# [What is required]
Could you write out the lines of these items exactly, leaving out the pictures?

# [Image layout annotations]
....

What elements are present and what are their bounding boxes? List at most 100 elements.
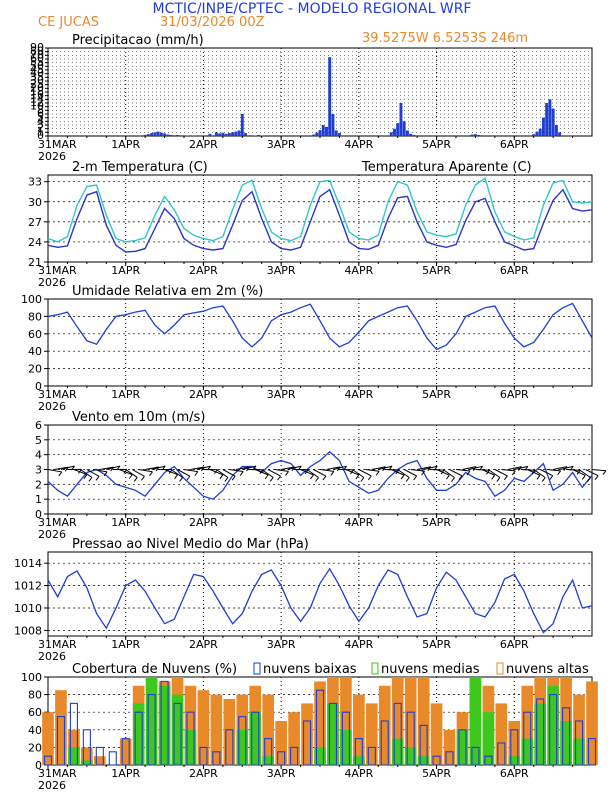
wind-barb-feather (239, 471, 244, 476)
clouds-bar-nuvens-medias (184, 729, 197, 765)
clouds-bar-nuvens-baixas (354, 738, 363, 766)
clouds-bar-nuvens-baixas (160, 680, 169, 766)
clouds-bar-nuvens-baixas (69, 702, 78, 766)
clouds-bar-nuvens-baixas (587, 738, 597, 766)
precip-bar (163, 133, 167, 136)
clouds-bar-nuvens-altas (262, 694, 275, 765)
pressure-y-tick-label: 1008 (14, 624, 42, 637)
precip-y-tick-label: 20 (30, 81, 44, 94)
precip-y-tick-label: 0 (37, 129, 44, 142)
precip-y-tick-label: 10 (30, 100, 44, 113)
wind-barb-feather (103, 471, 108, 477)
panel-precip: 31MAR 1APR 2APR 3APR 4APR 5APR 6APR2026Precipi… (30, 33, 593, 163)
precip-bar (393, 128, 396, 136)
clouds-bar-nuvens-baixas (238, 716, 247, 766)
wind-barb-feather (541, 477, 546, 482)
humidity-series (47, 302, 593, 351)
clouds-bar-nuvens-medias (534, 703, 547, 765)
precip-bar (318, 130, 322, 136)
pressure-y-tick-label: 1012 (14, 580, 42, 593)
wind-barb-feather (186, 475, 191, 481)
wind-barb (501, 469, 516, 472)
temperature-y-tick-label: 30 (28, 196, 42, 209)
wind-barb-feather (355, 474, 360, 480)
clouds-bar-nuvens-medias (417, 756, 430, 765)
clouds-x-tick-label: 1APR (111, 767, 140, 780)
wind-barb (591, 469, 606, 472)
clouds-bar-nuvens-altas (521, 685, 534, 765)
wind-barb (442, 469, 455, 478)
wind-barb (196, 465, 211, 470)
clouds-bar-nuvens-baixas (56, 716, 65, 766)
wind-barb-feather (179, 477, 183, 482)
wind-barb (267, 469, 281, 477)
clouds-x-tick-label: 4APR (344, 767, 373, 780)
precip-x-tick-label: 31MAR (38, 138, 77, 151)
humidity-y-tick-label: 80 (28, 310, 42, 323)
clouds-y-tick-label: 80 (28, 689, 42, 702)
precip-x-tick-label: 1APR (111, 138, 140, 151)
temperature-x-tick-label: 3APR (267, 264, 296, 277)
precip-y-tick-label: 35 (30, 70, 44, 83)
wind-barb-feather (421, 470, 425, 476)
humidity-year-label: 2026 (38, 400, 66, 413)
pressure-x-tick-label: 3APR (267, 638, 296, 651)
precip-bar (150, 133, 154, 136)
wind-barb (216, 469, 229, 478)
wind-barb (106, 465, 120, 470)
precip-bar (182, 135, 186, 136)
precip-bar (334, 130, 338, 136)
wind-barb (222, 469, 236, 477)
clouds-bar-nuvens-medias (171, 694, 184, 765)
precip-bar (227, 133, 231, 136)
clouds-bar-nuvens-medias (508, 756, 521, 765)
precip-bar (214, 132, 218, 136)
wind-barb (378, 465, 393, 470)
clouds-bar-nuvens-baixas (445, 751, 454, 766)
clouds-bar-nuvens-altas (81, 747, 93, 765)
humidity-y-tick-label: 0 (35, 380, 42, 393)
precip-bar (166, 134, 170, 136)
precip-y-tick-label: 8 (37, 103, 44, 116)
precip-bar (554, 125, 558, 136)
wind-barb-feather (511, 470, 516, 476)
precip-bar (221, 132, 225, 136)
temperature-y-tick-label: 24 (28, 236, 42, 249)
precip-bar (396, 123, 400, 136)
wind-barb (164, 469, 178, 476)
clouds-x-tick-label: 6APR (500, 767, 529, 780)
wind-barb-feather (231, 475, 236, 481)
precip-bar (208, 133, 212, 136)
humidity-title: Umidade Relativa em 2m (%) (72, 284, 263, 299)
clouds-y-tick-label: 40 (28, 724, 42, 737)
clouds-bar-nuvens-medias (547, 685, 559, 765)
temperature-y-tick-label: 33 (28, 176, 42, 189)
temperature-frame (47, 174, 593, 263)
precip-bar (467, 135, 471, 136)
clouds-bar-nuvens-baixas (173, 702, 182, 766)
clouds-bar-nuvens-altas (573, 694, 585, 765)
precip-bar (146, 134, 150, 136)
humidity-x-tick-label: 4APR (344, 388, 373, 401)
wind-barb-feather (141, 475, 145, 481)
precip-bar (402, 121, 406, 136)
precip-bar (477, 134, 481, 136)
clouds-bar-nuvens-medias (158, 685, 171, 765)
precip-bar (176, 134, 179, 136)
wind-barb-feather (360, 477, 365, 482)
wind-barb (365, 469, 380, 472)
wind-barb (235, 466, 250, 470)
wind-barb-feather (496, 477, 501, 482)
coordinates-label: 39.5275W 6.5253S 246m (362, 31, 528, 46)
precip-title: Precipitacao (mm/h) (72, 33, 204, 48)
clouds-legend-swatch (496, 662, 504, 675)
humidity-x-tick-label: 2APR (189, 388, 218, 401)
precip-bar (159, 132, 163, 136)
temperature-x-tick-label: 1APR (111, 264, 140, 277)
precip-bar (172, 135, 176, 136)
clouds-bar-nuvens-medias (314, 747, 326, 765)
temperature-y-tick-label: 21 (28, 256, 42, 269)
wind-barb-feather (174, 474, 178, 480)
wind-barb-feather (330, 471, 335, 476)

....

# [Expected output]
What elements are present and what are their bounding boxes? List at most 100 elements.
wind-barb-feather (239, 471, 244, 476)
clouds-bar-nuvens-medias (184, 729, 197, 765)
clouds-bar-nuvens-baixas (354, 738, 363, 766)
clouds-bar-nuvens-baixas (160, 680, 169, 766)
clouds-bar-nuvens-baixas (69, 702, 78, 766)
clouds-bar-nuvens-baixas (587, 738, 597, 766)
precip-bar (163, 133, 167, 136)
clouds-bar-nuvens-altas (262, 694, 275, 765)
pressure-y-tick-label: 1008 (14, 624, 42, 637)
precip-y-tick-label: 20 (30, 81, 44, 94)
precip-y-tick-label: 0 (37, 129, 44, 142)
precip-y-tick-label: 10 (30, 100, 44, 113)
wind-barb-feather (103, 471, 108, 477)
panel-precip: 31MAR 1APR 2APR 3APR 4APR 5APR 6APR2026Precipi… (30, 33, 593, 163)
precip-bar (393, 128, 396, 136)
clouds-bar-nuvens-baixas (238, 716, 247, 766)
wind-barb-feather (541, 477, 546, 482)
humidity-series (47, 302, 593, 351)
clouds-bar-nuvens-medias (534, 703, 547, 765)
precip-bar (318, 130, 322, 136)
pressure-y-tick-label: 1012 (14, 580, 42, 593)
wind-barb-feather (186, 475, 191, 481)
wind-barb (501, 469, 516, 472)
temperature-y-tick-label: 30 (28, 196, 42, 209)
wind-barb-feather (355, 474, 360, 480)
clouds-bar-nuvens-medias (417, 756, 430, 765)
clouds-x-tick-label: 1APR (111, 767, 140, 780)
wind-barb (591, 469, 606, 472)
clouds-bar-nuvens-altas (521, 685, 534, 765)
wind-barb (442, 469, 455, 478)
wind-barb (196, 465, 211, 470)
clouds-bar-nuvens-baixas (56, 716, 65, 766)
wind-barb-feather (179, 477, 183, 482)
wind-barb (267, 469, 281, 477)
clouds-x-tick-label: 4APR (344, 767, 373, 780)
precip-x-tick-label: 31MAR (38, 138, 77, 151)
humidity-y-tick-label: 80 (28, 310, 42, 323)
clouds-y-tick-label: 80 (28, 689, 42, 702)
precip-x-tick-label: 1APR (111, 138, 140, 151)
temperature-x-tick-label: 3APR (267, 264, 296, 277)
precip-y-tick-label: 35 (30, 70, 44, 83)
wind-barb-feather (421, 470, 425, 476)
humidity-year-label: 2026 (38, 400, 66, 413)
pressure-x-tick-label: 3APR (267, 638, 296, 651)
precip-bar (150, 133, 154, 136)
wind-barb (216, 469, 229, 478)
wind-barb (106, 465, 120, 470)
precip-bar (182, 135, 186, 136)
precip-bar (334, 130, 338, 136)
wind-barb (222, 469, 236, 477)
clouds-bar-nuvens-medias (171, 694, 184, 765)
precip-bar (227, 133, 231, 136)
clouds-bar-nuvens-medias (508, 756, 521, 765)
precip-bar (214, 132, 218, 136)
wind-barb (378, 465, 393, 470)
clouds-bar-nuvens-baixas (445, 751, 454, 766)
clouds-bar-nuvens-altas (81, 747, 93, 765)
humidity-y-tick-label: 0 (35, 380, 42, 393)
precip-bar (166, 134, 170, 136)
precip-y-tick-label: 8 (37, 103, 44, 116)
precip-bar (554, 125, 558, 136)
wind-barb-feather (511, 470, 516, 476)
precip-bar (221, 132, 225, 136)
temperature-y-tick-label: 24 (28, 236, 42, 249)
precip-bar (396, 123, 400, 136)
wind-barb (164, 469, 178, 476)
clouds-x-tick-label: 6APR (500, 767, 529, 780)
wind-barb-feather (231, 475, 236, 481)
precip-bar (208, 133, 212, 136)
humidity-title: Umidade Relativa em 2m (%) (72, 284, 263, 299)
clouds-y-tick-label: 40 (28, 724, 42, 737)
clouds-bar-nuvens-medias (547, 685, 559, 765)
temperature-y-tick-label: 33 (28, 176, 42, 189)
temperature-frame (47, 174, 593, 263)
precip-bar (467, 135, 471, 136)
clouds-bar-nuvens-baixas (173, 702, 182, 766)
clouds-bar-nuvens-altas (573, 694, 585, 765)
precip-bar (146, 134, 150, 136)
humidity-x-tick-label: 4APR (344, 388, 373, 401)
wind-barb-feather (141, 475, 145, 481)
precip-bar (402, 121, 406, 136)
precip-bar (477, 134, 481, 136)
clouds-bar-nuvens-medias (158, 685, 171, 765)
precip-bar (176, 134, 179, 136)
wind-barb-feather (360, 477, 365, 482)
wind-barb (365, 469, 380, 472)
wind-barb (235, 466, 250, 470)
wind-barb-feather (496, 477, 501, 482)
coordinates-label: 39.5275W 6.5253S 246m (362, 31, 528, 46)
precip-title: Precipitacao (mm/h) (72, 33, 204, 48)
clouds-legend-swatch (496, 662, 504, 675)
humidity-x-tick-label: 2APR (189, 388, 218, 401)
precip-bar (159, 132, 163, 136)
temperature-x-tick-label: 1APR (111, 264, 140, 277)
precip-bar (172, 135, 176, 136)
clouds-bar-nuvens-medias (314, 747, 326, 765)
temperature-y-tick-label: 21 (28, 256, 42, 269)
wind-barb-feather (174, 474, 178, 480)
wind-barb-feather (330, 471, 335, 476)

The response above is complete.